Rows.
"""
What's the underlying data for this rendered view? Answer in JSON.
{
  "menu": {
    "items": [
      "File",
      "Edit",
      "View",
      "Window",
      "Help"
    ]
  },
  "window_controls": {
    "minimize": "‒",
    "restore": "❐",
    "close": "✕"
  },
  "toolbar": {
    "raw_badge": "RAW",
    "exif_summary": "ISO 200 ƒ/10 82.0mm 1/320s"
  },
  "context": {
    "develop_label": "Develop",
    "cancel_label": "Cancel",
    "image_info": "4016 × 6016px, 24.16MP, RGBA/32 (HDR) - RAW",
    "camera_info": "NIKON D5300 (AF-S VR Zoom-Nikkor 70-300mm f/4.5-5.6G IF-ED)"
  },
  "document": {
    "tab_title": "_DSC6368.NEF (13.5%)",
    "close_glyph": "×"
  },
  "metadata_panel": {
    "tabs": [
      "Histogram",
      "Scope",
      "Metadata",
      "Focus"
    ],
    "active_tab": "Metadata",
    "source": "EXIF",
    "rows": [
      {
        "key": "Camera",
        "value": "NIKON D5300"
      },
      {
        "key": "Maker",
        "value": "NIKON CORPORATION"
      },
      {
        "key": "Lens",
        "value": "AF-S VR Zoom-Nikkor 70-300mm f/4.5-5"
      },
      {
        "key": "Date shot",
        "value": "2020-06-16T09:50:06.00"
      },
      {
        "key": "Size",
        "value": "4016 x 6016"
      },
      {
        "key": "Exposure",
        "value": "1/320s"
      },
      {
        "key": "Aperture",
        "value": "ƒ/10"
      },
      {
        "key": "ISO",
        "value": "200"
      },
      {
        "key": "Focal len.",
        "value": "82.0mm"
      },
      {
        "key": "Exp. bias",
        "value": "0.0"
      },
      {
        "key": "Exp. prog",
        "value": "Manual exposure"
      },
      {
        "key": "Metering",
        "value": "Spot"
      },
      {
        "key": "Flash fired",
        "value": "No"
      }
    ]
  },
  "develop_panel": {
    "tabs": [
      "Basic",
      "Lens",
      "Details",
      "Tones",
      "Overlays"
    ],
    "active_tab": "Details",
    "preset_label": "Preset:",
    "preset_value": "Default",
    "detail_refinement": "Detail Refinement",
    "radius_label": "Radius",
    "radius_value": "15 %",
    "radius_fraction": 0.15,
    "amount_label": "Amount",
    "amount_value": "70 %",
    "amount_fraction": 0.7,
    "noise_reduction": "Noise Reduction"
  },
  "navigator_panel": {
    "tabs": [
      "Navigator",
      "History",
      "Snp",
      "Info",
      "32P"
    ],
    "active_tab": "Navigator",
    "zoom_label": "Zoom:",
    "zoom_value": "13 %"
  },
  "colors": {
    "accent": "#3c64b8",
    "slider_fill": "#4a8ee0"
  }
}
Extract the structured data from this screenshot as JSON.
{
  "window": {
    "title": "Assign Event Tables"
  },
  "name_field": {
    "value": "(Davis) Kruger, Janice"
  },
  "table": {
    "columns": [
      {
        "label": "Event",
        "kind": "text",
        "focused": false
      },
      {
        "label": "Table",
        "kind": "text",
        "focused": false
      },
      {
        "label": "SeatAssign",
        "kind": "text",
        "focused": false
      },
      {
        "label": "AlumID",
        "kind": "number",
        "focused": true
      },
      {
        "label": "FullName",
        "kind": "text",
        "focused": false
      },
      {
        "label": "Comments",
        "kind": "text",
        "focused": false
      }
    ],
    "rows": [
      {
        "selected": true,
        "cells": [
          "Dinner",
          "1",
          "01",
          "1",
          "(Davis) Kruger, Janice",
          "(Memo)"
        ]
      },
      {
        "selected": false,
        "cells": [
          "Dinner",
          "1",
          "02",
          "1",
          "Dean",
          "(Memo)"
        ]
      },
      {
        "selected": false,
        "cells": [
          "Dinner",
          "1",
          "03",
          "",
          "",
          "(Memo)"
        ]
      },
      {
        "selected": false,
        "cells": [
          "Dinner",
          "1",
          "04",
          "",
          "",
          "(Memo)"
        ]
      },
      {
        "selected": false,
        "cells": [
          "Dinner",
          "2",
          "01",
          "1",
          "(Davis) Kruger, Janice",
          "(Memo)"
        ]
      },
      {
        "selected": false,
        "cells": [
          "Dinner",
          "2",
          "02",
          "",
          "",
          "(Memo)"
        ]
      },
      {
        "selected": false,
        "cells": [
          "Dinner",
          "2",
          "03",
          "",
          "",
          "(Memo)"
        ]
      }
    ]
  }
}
"""
What the exercise asks.
Please repeat the listing exactly, with nothing left out.

Exercise result.
What's the underlying data for this rendered view? Answer in JSON.
{
  "menu": {
    "items": [
      "File",
      "Edit",
      "View",
      "Window",
      "Help"
    ]
  },
  "window_controls": {
    "minimize": "‒",
    "restore": "❐",
    "close": "✕"
  },
  "toolbar": {
    "raw_badge": "RAW",
    "exif_summary": "ISO 200 ƒ/10 82.0mm 1/320s"
  },
  "context": {
    "develop_label": "Develop",
    "cancel_label": "Cancel",
    "image_info": "4016 × 6016px, 24.16MP, RGBA/32 (HDR) - RAW",
    "camera_info": "NIKON D5300 (AF-S VR Zoom-Nikkor 70-300mm f/4.5-5.6G IF-ED)"
  },
  "document": {
    "tab_title": "_DSC6368.NEF (13.5%)",
    "close_glyph": "×"
  },
  "metadata_panel": {
    "tabs": [
      "Histogram",
      "Scope",
      "Metadata",
      "Focus"
    ],
    "active_tab": "Metadata",
    "source": "EXIF",
    "rows": [
      {
        "key": "Camera",
        "value": "NIKON D5300"
      },
      {
        "key": "Maker",
        "value": "NIKON CORPORATION"
      },
      {
        "key": "Lens",
        "value": "AF-S VR Zoom-Nikkor 70-300mm f/4.5-5"
      },
      {
        "key": "Date shot",
        "value": "2020-06-16T09:50:06.00"
      },
      {
        "key": "Size",
        "value": "4016 x 6016"
      },
      {
        "key": "Exposure",
        "value": "1/320s"
      },
      {
        "key": "Aperture",
        "value": "ƒ/10"
      },
      {
        "key": "ISO",
        "value": "200"
      },
      {
        "key": "Focal len.",
        "value": "82.0mm"
      },
      {
        "key": "Exp. bias",
        "value": "0.0"
      },
      {
        "key": "Exp. prog",
        "value": "Manual exposure"
      },
      {
        "key": "Metering",
        "value": "Spot"
      },
      {
        "key": "Flash fired",
        "value": "No"
      }
    ]
  },
  "develop_panel": {
    "tabs": [
      "Basic",
      "Lens",
      "Details",
      "Tones",
      "Overlays"
    ],
    "active_tab": "Details",
    "preset_label": "Preset:",
    "preset_value": "Default",
    "detail_refinement": "Detail Refinement",
    "radius_label": "Radius",
    "radius_value": "15 %",
    "radius_fraction": 0.15,
    "amount_label": "Amount",
    "amount_value": "70 %",
    "amount_fraction": 0.7,
    "noise_reduction": "Noise Reduction"
  },
  "navigator_panel": {
    "tabs": [
      "Navigator",
      "History",
      "Snp",
      "Info",
      "32P"
    ],
    "active_tab": "Navigator",
    "zoom_label": "Zoom:",
    "zoom_value": "13 %"
  },
  "colors": {
    "accent": "#3c64b8",
    "slider_fill": "#4a8ee0"
  }
}
Extract the structured data from this screenshot as JSON.
{
  "window": {
    "title": "Assign Event Tables"
  },
  "name_field": {
    "value": "(Davis) Kruger, Janice"
  },
  "table": {
    "columns": [
      {
        "label": "Event",
        "kind": "text",
        "focused": false
      },
      {
        "label": "Table",
        "kind": "text",
        "focused": false
      },
      {
        "label": "SeatAssign",
        "kind": "text",
        "focused": false
      },
      {
        "label": "AlumID",
        "kind": "number",
        "focused": true
      },
      {
        "label": "FullName",
        "kind": "text",
        "focused": false
      },
      {
        "label": "Comments",
        "kind": "text",
        "focused": false
      }
    ],
    "rows": [
      {
        "selected": true,
        "cells": [
          "Dinner",
          "1",
          "01",
          "1",
          "(Davis) Kruger, Janice",
          "(Memo)"
        ]
      },
      {
        "selected": false,
        "cells": [
          "Dinner",
          "1",
          "02",
          "1",
          "Dean",
          "(Memo)"
        ]
      },
      {
        "selected": false,
        "cells": [
          "Dinner",
          "1",
          "03",
          "",
          "",
          "(Memo)"
        ]
      },
      {
        "selected": false,
        "cells": [
          "Dinner",
          "1",
          "04",
          "",
          "",
          "(Memo)"
        ]
      },
      {
        "selected": false,
        "cells": [
          "Dinner",
          "2",
          "01",
          "1",
          "(Davis) Kruger, Janice",
          "(Memo)"
        ]
      },
      {
        "selected": false,
        "cells": [
          "Dinner",
          "2",
          "02",
          "",
          "",
          "(Memo)"
        ]
      },
      {
        "selected": false,
        "cells": [
          "Dinner",
          "2",
          "03",
          "",
          "",
          "(Memo)"
        ]
      }
    ]
  }
}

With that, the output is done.